EXERCISE TASK: Look through the lines and report how many include the word "JSON", giving nothing but the number.

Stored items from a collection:

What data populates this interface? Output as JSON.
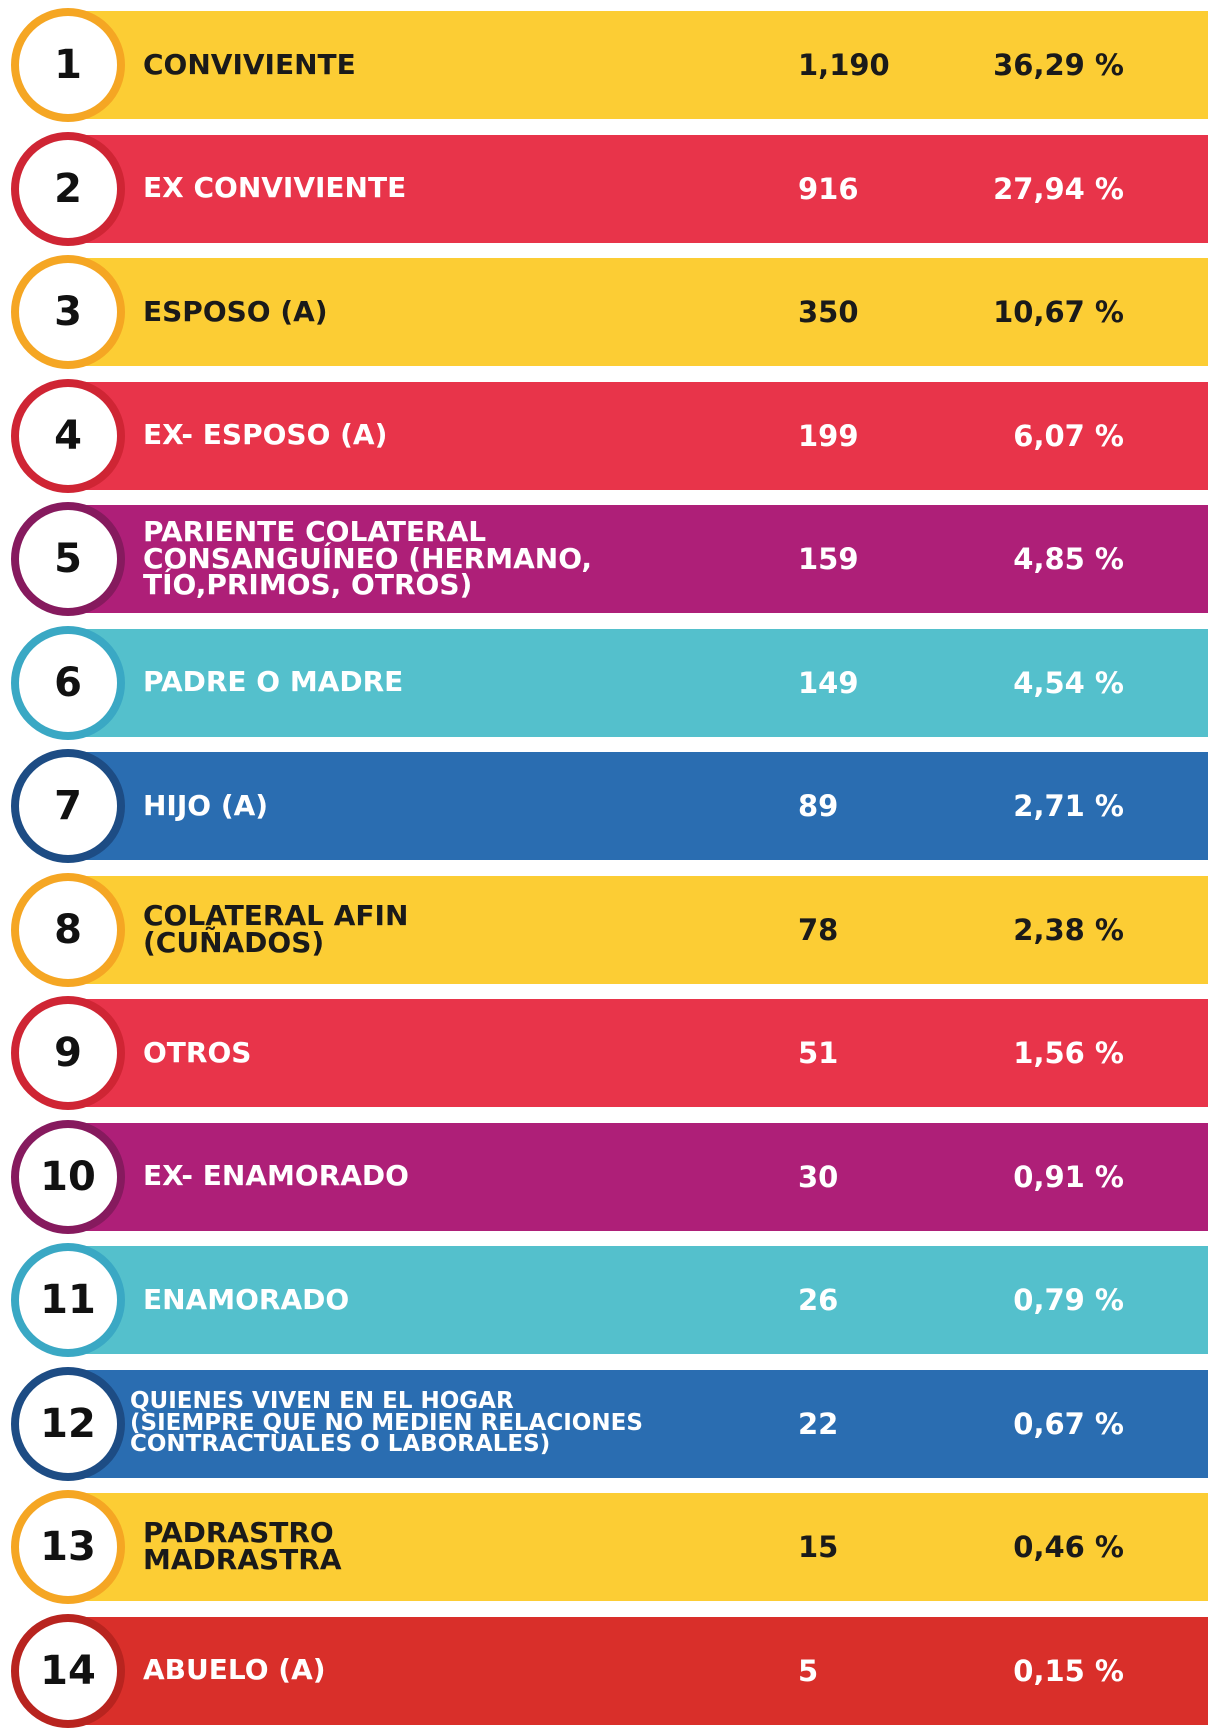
{
  "table": {
    "rows": [
      {
        "rank": "1",
        "label": [
          "CONVIVIENTE"
        ],
        "count": "1,190",
        "percent": "36,29 %",
        "color": "#fccd34",
        "ring": "#f5a623",
        "text_color": "#1a1a1a"
      },
      {
        "rank": "2",
        "label": [
          "EX CONVIVIENTE"
        ],
        "count": "916",
        "percent": "27,94 %",
        "color": "#e8344a",
        "ring": "#cf2534",
        "text_color": "#ffffff"
      },
      {
        "rank": "3",
        "label": [
          "ESPOSO (A)"
        ],
        "count": "350",
        "percent": "10,67 %",
        "color": "#fccd34",
        "ring": "#f5a623",
        "text_color": "#1a1a1a"
      },
      {
        "rank": "4",
        "label": [
          "EX- ESPOSO (A)"
        ],
        "count": "199",
        "percent": "6,07 %",
        "color": "#e8344a",
        "ring": "#cf2534",
        "text_color": "#ffffff"
      },
      {
        "rank": "5",
        "label": [
          "PARIENTE COLATERAL",
          "CONSANGUÍNEO (HERMANO,",
          "TÍO,PRIMOS, OTROS)"
        ],
        "count": "159",
        "percent": "4,85 %",
        "color": "#ae1f78",
        "ring": "#861a5e",
        "text_color": "#ffffff"
      },
      {
        "rank": "6",
        "label": [
          "PADRE O MADRE"
        ],
        "count": "149",
        "percent": "4,54 %",
        "color": "#54c0cc",
        "ring": "#3aa8c4",
        "text_color": "#ffffff"
      },
      {
        "rank": "7",
        "label": [
          "HIJO (A)"
        ],
        "count": "89",
        "percent": "2,71 %",
        "color": "#2a6db1",
        "ring": "#1d4c84",
        "text_color": "#ffffff"
      },
      {
        "rank": "8",
        "label": [
          "COLATERAL AFIN",
          "(CUÑADOS)"
        ],
        "count": "78",
        "percent": "2,38 %",
        "color": "#fccd34",
        "ring": "#f5a623",
        "text_color": "#1a1a1a"
      },
      {
        "rank": "9",
        "label": [
          "OTROS"
        ],
        "count": "51",
        "percent": "1,56 %",
        "color": "#e8344a",
        "ring": "#cf2534",
        "text_color": "#ffffff"
      },
      {
        "rank": "10",
        "label": [
          "EX- ENAMORADO"
        ],
        "count": "30",
        "percent": "0,91 %",
        "color": "#ae1f78",
        "ring": "#861a5e",
        "text_color": "#ffffff"
      },
      {
        "rank": "11",
        "label": [
          "ENAMORADO"
        ],
        "count": "26",
        "percent": "0,79 %",
        "color": "#54c0cc",
        "ring": "#3aa8c4",
        "text_color": "#ffffff"
      },
      {
        "rank": "12",
        "label": [
          "QUIENES VIVEN EN EL HOGAR",
          "(SIEMPRE QUE NO MEDIEN RELACIONES",
          "CONTRACTUALES O LABORALES)"
        ],
        "count": "22",
        "percent": "0,67 %",
        "color": "#2a6db1",
        "ring": "#1d4c84",
        "text_color": "#ffffff"
      },
      {
        "rank": "13",
        "label": [
          "PADRASTRO",
          "MADRASTRA"
        ],
        "count": "15",
        "percent": "0,46 %",
        "color": "#fccd34",
        "ring": "#f5a623",
        "text_color": "#1a1a1a"
      },
      {
        "rank": "14",
        "label": [
          "ABUELO (A)"
        ],
        "count": "5",
        "percent": "0,15 %",
        "color": "#d92f2a",
        "ring": "#b8241f",
        "text_color": "#ffffff"
      }
    ]
  }
}
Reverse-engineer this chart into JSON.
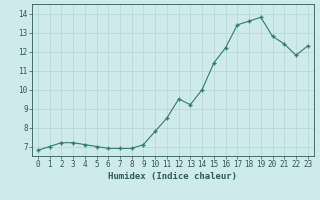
{
  "x": [
    0,
    1,
    2,
    3,
    4,
    5,
    6,
    7,
    8,
    9,
    10,
    11,
    12,
    13,
    14,
    15,
    16,
    17,
    18,
    19,
    20,
    21,
    22,
    23
  ],
  "y": [
    6.8,
    7.0,
    7.2,
    7.2,
    7.1,
    7.0,
    6.9,
    6.9,
    6.9,
    7.1,
    7.8,
    8.5,
    9.5,
    9.2,
    10.0,
    11.4,
    12.2,
    13.4,
    13.6,
    13.8,
    12.8,
    12.4,
    11.8,
    12.3
  ],
  "line_color": "#2e7d6e",
  "marker_color": "#2e7d6e",
  "bg_color": "#ceeaea",
  "grid_color": "#b8d4d4",
  "axis_color": "#2e5a5a",
  "tick_color": "#2e5a5a",
  "xlabel": "Humidex (Indice chaleur)",
  "ylim": [
    6.5,
    14.5
  ],
  "xlim": [
    -0.5,
    23.5
  ],
  "yticks": [
    7,
    8,
    9,
    10,
    11,
    12,
    13,
    14
  ],
  "xtick_labels": [
    "0",
    "1",
    "2",
    "3",
    "4",
    "5",
    "6",
    "7",
    "8",
    "9",
    "10",
    "11",
    "12",
    "13",
    "14",
    "15",
    "16",
    "17",
    "18",
    "19",
    "20",
    "21",
    "22",
    "23"
  ],
  "tick_fontsize": 5.5,
  "xlabel_fontsize": 6.5
}
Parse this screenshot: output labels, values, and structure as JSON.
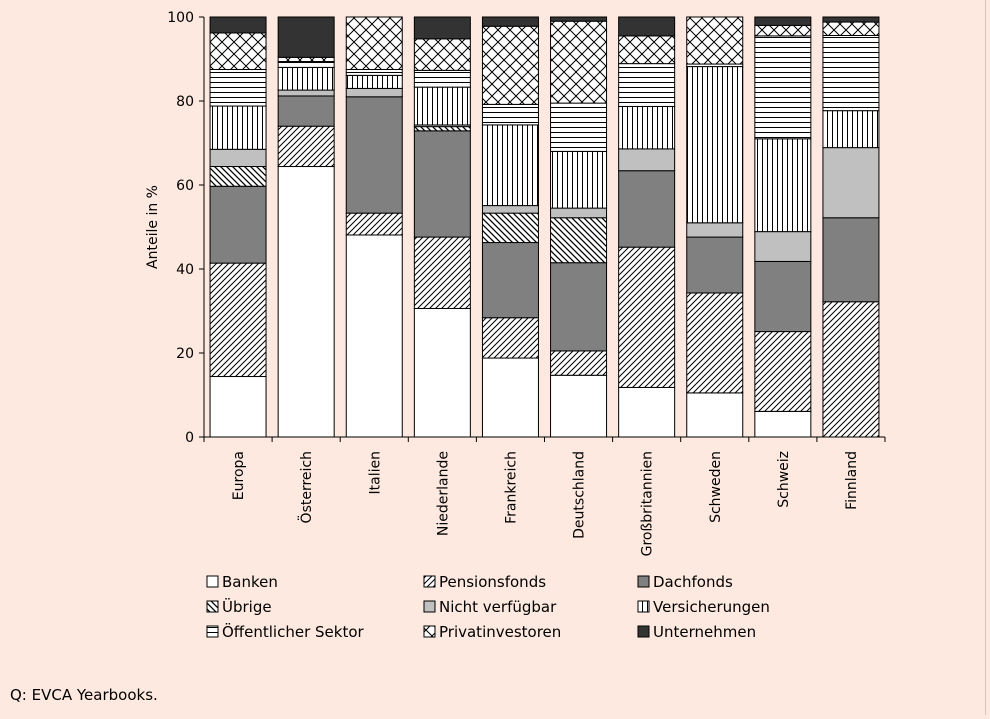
{
  "chart_data": {
    "type": "bar",
    "stacked": true,
    "title": "",
    "xlabel": "",
    "ylabel": "Anteile in %",
    "ylim": [
      0,
      100
    ],
    "yticks": [
      0,
      20,
      40,
      60,
      80,
      100
    ],
    "grid": false,
    "legend_position": "bottom",
    "categories": [
      "Europa",
      "Österreich",
      "Italien",
      "Niederlande",
      "Frankreich",
      "Deutschland",
      "Großbritannien",
      "Schweden",
      "Schweiz",
      "Finnland"
    ],
    "series": [
      {
        "name": "Banken",
        "color": "#ffffff",
        "pattern": "solid",
        "values": [
          14.4,
          64.4,
          48.1,
          30.6,
          18.8,
          14.7,
          11.8,
          10.5,
          6.1,
          0.0
        ]
      },
      {
        "name": "Pensionsfonds",
        "color": "#ffffff",
        "pattern": "diag-fine",
        "values": [
          27.0,
          9.6,
          5.2,
          17.0,
          9.6,
          5.8,
          33.4,
          23.8,
          19.0,
          32.2
        ]
      },
      {
        "name": "Dachfonds",
        "color": "#808080",
        "pattern": "solid",
        "values": [
          18.3,
          7.2,
          27.7,
          25.3,
          17.9,
          21.0,
          18.2,
          13.3,
          16.7,
          20.0
        ]
      },
      {
        "name": "Übrige",
        "color": "#ffffff",
        "pattern": "diag-back",
        "values": [
          4.7,
          0.0,
          0.0,
          1.0,
          7.0,
          10.7,
          0.0,
          0.0,
          0.0,
          0.0
        ]
      },
      {
        "name": "Nicht verfügbar",
        "color": "#c0c0c0",
        "pattern": "solid",
        "values": [
          4.1,
          1.4,
          2.0,
          0.4,
          1.8,
          2.3,
          5.2,
          3.4,
          7.1,
          16.7
        ]
      },
      {
        "name": "Versicherungen",
        "color": "#ffffff",
        "pattern": "vertical",
        "values": [
          10.3,
          5.4,
          3.1,
          9.0,
          19.2,
          13.5,
          10.1,
          37.2,
          22.1,
          8.8
        ]
      },
      {
        "name": "Öffentlicher Sektor",
        "color": "#ffffff",
        "pattern": "horizontal",
        "values": [
          8.7,
          1.4,
          1.4,
          4.0,
          4.9,
          11.5,
          10.2,
          0.6,
          24.5,
          17.9
        ]
      },
      {
        "name": "Privatinvestoren",
        "color": "#ffffff",
        "pattern": "crosshatch",
        "values": [
          8.7,
          1.0,
          12.5,
          7.5,
          18.6,
          19.5,
          6.6,
          11.2,
          2.5,
          3.2
        ]
      },
      {
        "name": "Unternehmen",
        "color": "#333333",
        "pattern": "solid",
        "values": [
          3.8,
          9.6,
          0.0,
          5.2,
          2.2,
          1.0,
          4.5,
          0.0,
          2.0,
          1.2
        ]
      }
    ]
  },
  "source_note": "Q: EVCA Yearbooks."
}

SOLUTION TO THIS PROBLEM: 3